▶ _What you are asked to do_
Reply with one number: the count of lines in the listing that contain the string "moving".

▶ _Provided material_
^^^^^^^^^^^^^^^^

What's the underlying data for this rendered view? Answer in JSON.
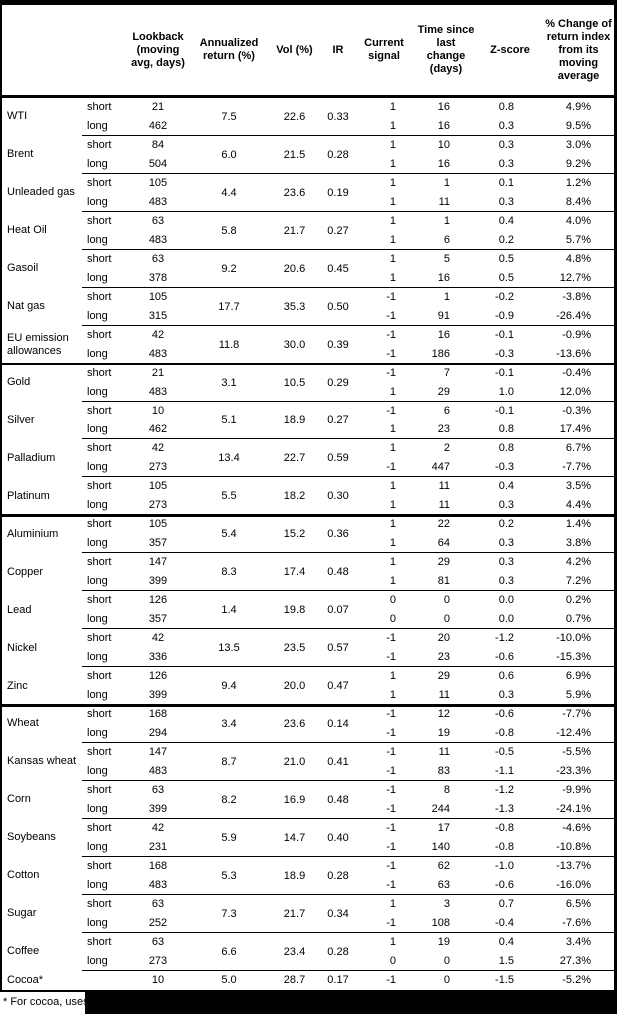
{
  "header": {
    "columns": [
      "Lookback (moving avg, days)",
      "Annualized return (%)",
      "Vol (%)",
      "IR",
      "Current signal",
      "Time since last change (days)",
      "Z-score",
      "% Change of return index from its moving average"
    ]
  },
  "table": {
    "sections": [
      {
        "commodities": [
          {
            "name": "WTI",
            "ann": "7.5",
            "vol": "22.6",
            "ir": "0.33",
            "legs": [
              {
                "label": "short",
                "lookback": "21",
                "signal": "1",
                "days": "16",
                "z": "0.8",
                "pct": "4.9%"
              },
              {
                "label": "long",
                "lookback": "462",
                "signal": "1",
                "days": "16",
                "z": "0.3",
                "pct": "9.5%"
              }
            ]
          },
          {
            "name": "Brent",
            "ann": "6.0",
            "vol": "21.5",
            "ir": "0.28",
            "legs": [
              {
                "label": "short",
                "lookback": "84",
                "signal": "1",
                "days": "10",
                "z": "0.3",
                "pct": "3.0%"
              },
              {
                "label": "long",
                "lookback": "504",
                "signal": "1",
                "days": "16",
                "z": "0.3",
                "pct": "9.2%"
              }
            ]
          },
          {
            "name": "Unleaded gas",
            "ann": "4.4",
            "vol": "23.6",
            "ir": "0.19",
            "legs": [
              {
                "label": "short",
                "lookback": "105",
                "signal": "1",
                "days": "1",
                "z": "0.1",
                "pct": "1.2%"
              },
              {
                "label": "long",
                "lookback": "483",
                "signal": "1",
                "days": "11",
                "z": "0.3",
                "pct": "8.4%"
              }
            ]
          },
          {
            "name": "Heat Oil",
            "ann": "5.8",
            "vol": "21.7",
            "ir": "0.27",
            "legs": [
              {
                "label": "short",
                "lookback": "63",
                "signal": "1",
                "days": "1",
                "z": "0.4",
                "pct": "4.0%"
              },
              {
                "label": "long",
                "lookback": "483",
                "signal": "1",
                "days": "6",
                "z": "0.2",
                "pct": "5.7%"
              }
            ]
          },
          {
            "name": "Gasoil",
            "ann": "9.2",
            "vol": "20.6",
            "ir": "0.45",
            "legs": [
              {
                "label": "short",
                "lookback": "63",
                "signal": "1",
                "days": "5",
                "z": "0.5",
                "pct": "4.8%"
              },
              {
                "label": "long",
                "lookback": "378",
                "signal": "1",
                "days": "16",
                "z": "0.5",
                "pct": "12.7%"
              }
            ]
          },
          {
            "name": "Nat gas",
            "ann": "17.7",
            "vol": "35.3",
            "ir": "0.50",
            "legs": [
              {
                "label": "short",
                "lookback": "105",
                "signal": "-1",
                "days": "1",
                "z": "-0.2",
                "pct": "-3.8%"
              },
              {
                "label": "long",
                "lookback": "315",
                "signal": "-1",
                "days": "91",
                "z": "-0.9",
                "pct": "-26.4%"
              }
            ]
          },
          {
            "name": "EU emission allowances",
            "ann": "11.8",
            "vol": "30.0",
            "ir": "0.39",
            "legs": [
              {
                "label": "short",
                "lookback": "42",
                "signal": "-1",
                "days": "16",
                "z": "-0.1",
                "pct": "-0.9%"
              },
              {
                "label": "long",
                "lookback": "483",
                "signal": "-1",
                "days": "186",
                "z": "-0.3",
                "pct": "-13.6%"
              }
            ]
          }
        ]
      },
      {
        "commodities": [
          {
            "name": "Gold",
            "ann": "3.1",
            "vol": "10.5",
            "ir": "0.29",
            "legs": [
              {
                "label": "short",
                "lookback": "21",
                "signal": "-1",
                "days": "7",
                "z": "-0.1",
                "pct": "-0.4%"
              },
              {
                "label": "long",
                "lookback": "483",
                "signal": "1",
                "days": "29",
                "z": "1.0",
                "pct": "12.0%"
              }
            ]
          },
          {
            "name": "Silver",
            "ann": "5.1",
            "vol": "18.9",
            "ir": "0.27",
            "legs": [
              {
                "label": "short",
                "lookback": "10",
                "signal": "-1",
                "days": "6",
                "z": "-0.1",
                "pct": "-0.3%"
              },
              {
                "label": "long",
                "lookback": "462",
                "signal": "1",
                "days": "23",
                "z": "0.8",
                "pct": "17.4%"
              }
            ]
          },
          {
            "name": "Palladium",
            "ann": "13.4",
            "vol": "22.7",
            "ir": "0.59",
            "legs": [
              {
                "label": "short",
                "lookback": "42",
                "signal": "1",
                "days": "2",
                "z": "0.8",
                "pct": "6.7%"
              },
              {
                "label": "long",
                "lookback": "273",
                "signal": "-1",
                "days": "447",
                "z": "-0.3",
                "pct": "-7.7%"
              }
            ]
          },
          {
            "name": "Platinum",
            "ann": "5.5",
            "vol": "18.2",
            "ir": "0.30",
            "legs": [
              {
                "label": "short",
                "lookback": "105",
                "signal": "1",
                "days": "11",
                "z": "0.4",
                "pct": "3.5%"
              },
              {
                "label": "long",
                "lookback": "273",
                "signal": "1",
                "days": "11",
                "z": "0.3",
                "pct": "4.4%"
              }
            ]
          }
        ]
      },
      {
        "commodities": [
          {
            "name": "Aluminium",
            "ann": "5.4",
            "vol": "15.2",
            "ir": "0.36",
            "legs": [
              {
                "label": "short",
                "lookback": "105",
                "signal": "1",
                "days": "22",
                "z": "0.2",
                "pct": "1.4%"
              },
              {
                "label": "long",
                "lookback": "357",
                "signal": "1",
                "days": "64",
                "z": "0.3",
                "pct": "3.8%"
              }
            ]
          },
          {
            "name": "Copper",
            "ann": "8.3",
            "vol": "17.4",
            "ir": "0.48",
            "legs": [
              {
                "label": "short",
                "lookback": "147",
                "signal": "1",
                "days": "29",
                "z": "0.3",
                "pct": "4.2%"
              },
              {
                "label": "long",
                "lookback": "399",
                "signal": "1",
                "days": "81",
                "z": "0.3",
                "pct": "7.2%"
              }
            ]
          },
          {
            "name": "Lead",
            "ann": "1.4",
            "vol": "19.8",
            "ir": "0.07",
            "legs": [
              {
                "label": "short",
                "lookback": "126",
                "signal": "0",
                "days": "0",
                "z": "0.0",
                "pct": "0.2%"
              },
              {
                "label": "long",
                "lookback": "357",
                "signal": "0",
                "days": "0",
                "z": "0.0",
                "pct": "0.7%"
              }
            ]
          },
          {
            "name": "Nickel",
            "ann": "13.5",
            "vol": "23.5",
            "ir": "0.57",
            "legs": [
              {
                "label": "short",
                "lookback": "42",
                "signal": "-1",
                "days": "20",
                "z": "-1.2",
                "pct": "-10.0%"
              },
              {
                "label": "long",
                "lookback": "336",
                "signal": "-1",
                "days": "23",
                "z": "-0.6",
                "pct": "-15.3%"
              }
            ]
          },
          {
            "name": "Zinc",
            "ann": "9.4",
            "vol": "20.0",
            "ir": "0.47",
            "legs": [
              {
                "label": "short",
                "lookback": "126",
                "signal": "1",
                "days": "29",
                "z": "0.6",
                "pct": "6.9%"
              },
              {
                "label": "long",
                "lookback": "399",
                "signal": "1",
                "days": "11",
                "z": "0.3",
                "pct": "5.9%"
              }
            ]
          }
        ]
      },
      {
        "commodities": [
          {
            "name": "Wheat",
            "ann": "3.4",
            "vol": "23.6",
            "ir": "0.14",
            "legs": [
              {
                "label": "short",
                "lookback": "168",
                "signal": "-1",
                "days": "12",
                "z": "-0.6",
                "pct": "-7.7%"
              },
              {
                "label": "long",
                "lookback": "294",
                "signal": "-1",
                "days": "19",
                "z": "-0.8",
                "pct": "-12.4%"
              }
            ]
          },
          {
            "name": "Kansas wheat",
            "ann": "8.7",
            "vol": "21.0",
            "ir": "0.41",
            "legs": [
              {
                "label": "short",
                "lookback": "147",
                "signal": "-1",
                "days": "11",
                "z": "-0.5",
                "pct": "-5.5%"
              },
              {
                "label": "long",
                "lookback": "483",
                "signal": "-1",
                "days": "83",
                "z": "-1.1",
                "pct": "-23.3%"
              }
            ]
          },
          {
            "name": "Corn",
            "ann": "8.2",
            "vol": "16.9",
            "ir": "0.48",
            "legs": [
              {
                "label": "short",
                "lookback": "63",
                "signal": "-1",
                "days": "8",
                "z": "-1.2",
                "pct": "-9.9%"
              },
              {
                "label": "long",
                "lookback": "399",
                "signal": "-1",
                "days": "244",
                "z": "-1.3",
                "pct": "-24.1%"
              }
            ]
          },
          {
            "name": "Soybeans",
            "ann": "5.9",
            "vol": "14.7",
            "ir": "0.40",
            "legs": [
              {
                "label": "short",
                "lookback": "42",
                "signal": "-1",
                "days": "17",
                "z": "-0.8",
                "pct": "-4.6%"
              },
              {
                "label": "long",
                "lookback": "231",
                "signal": "-1",
                "days": "140",
                "z": "-0.8",
                "pct": "-10.8%"
              }
            ]
          },
          {
            "name": "Cotton",
            "ann": "5.3",
            "vol": "18.9",
            "ir": "0.28",
            "legs": [
              {
                "label": "short",
                "lookback": "168",
                "signal": "-1",
                "days": "62",
                "z": "-1.0",
                "pct": "-13.7%"
              },
              {
                "label": "long",
                "lookback": "483",
                "signal": "-1",
                "days": "63",
                "z": "-0.6",
                "pct": "-16.0%"
              }
            ]
          },
          {
            "name": "Sugar",
            "ann": "7.3",
            "vol": "21.7",
            "ir": "0.34",
            "legs": [
              {
                "label": "short",
                "lookback": "63",
                "signal": "1",
                "days": "3",
                "z": "0.7",
                "pct": "6.5%"
              },
              {
                "label": "long",
                "lookback": "252",
                "signal": "-1",
                "days": "108",
                "z": "-0.4",
                "pct": "-7.6%"
              }
            ]
          },
          {
            "name": "Coffee",
            "ann": "6.6",
            "vol": "23.4",
            "ir": "0.28",
            "legs": [
              {
                "label": "short",
                "lookback": "63",
                "signal": "1",
                "days": "19",
                "z": "0.4",
                "pct": "3.4%"
              },
              {
                "label": "long",
                "lookback": "273",
                "signal": "0",
                "days": "0",
                "z": "1.5",
                "pct": "27.3%"
              }
            ]
          },
          {
            "name": "Cocoa*",
            "ann": "5.0",
            "vol": "28.7",
            "ir": "0.17",
            "legs": [
              {
                "label": "",
                "lookback": "10",
                "signal": "-1",
                "days": "0",
                "z": "-1.5",
                "pct": "-5.2%"
              }
            ]
          }
        ]
      }
    ]
  },
  "footnote": {
    "text": "* For cocoa, uses c"
  },
  "colors": {
    "border": "#000000",
    "background": "#ffffff",
    "redaction": "#000000"
  }
}
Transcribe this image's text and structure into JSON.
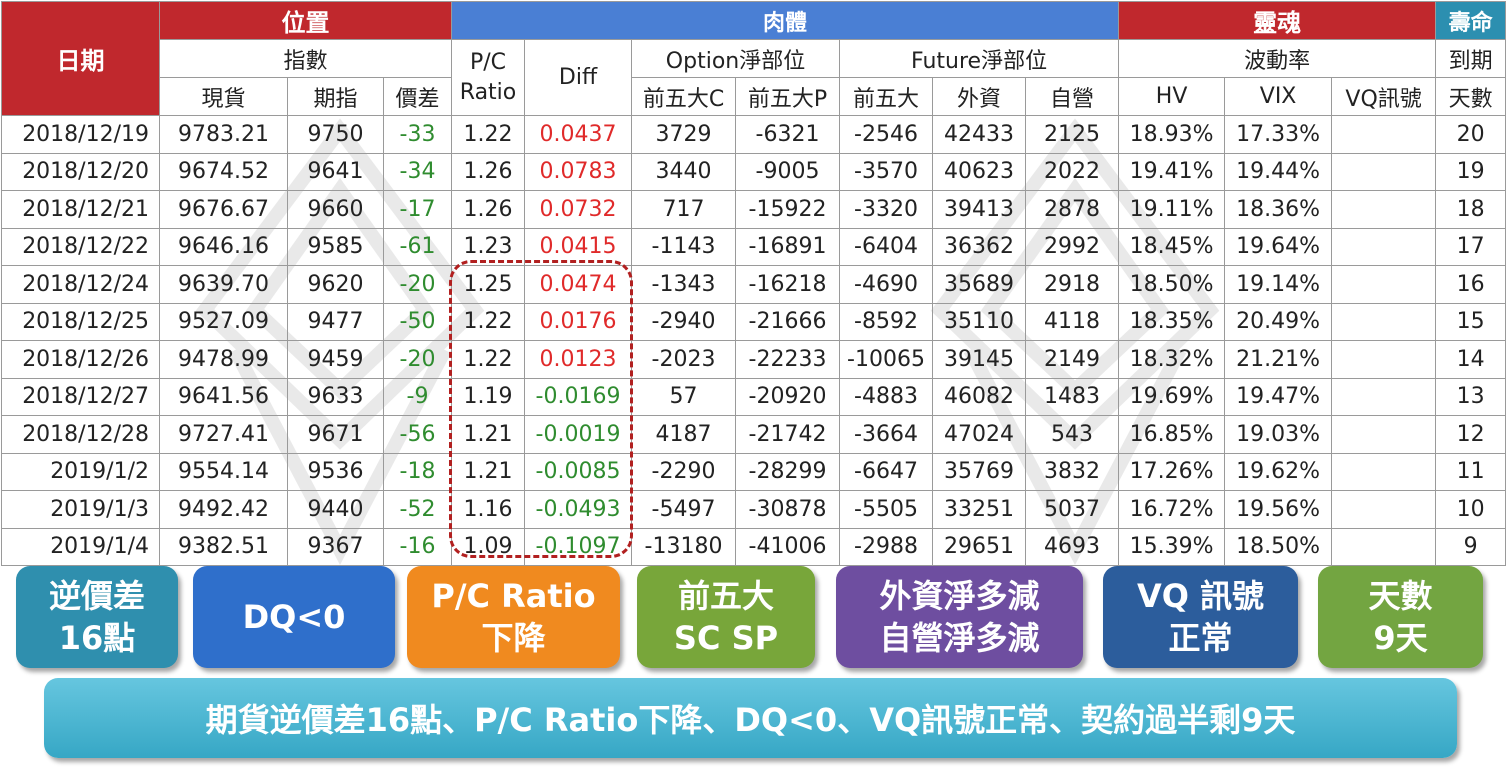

^^^^^^^^^^^^^^^^

▶ _Exercise solution_
2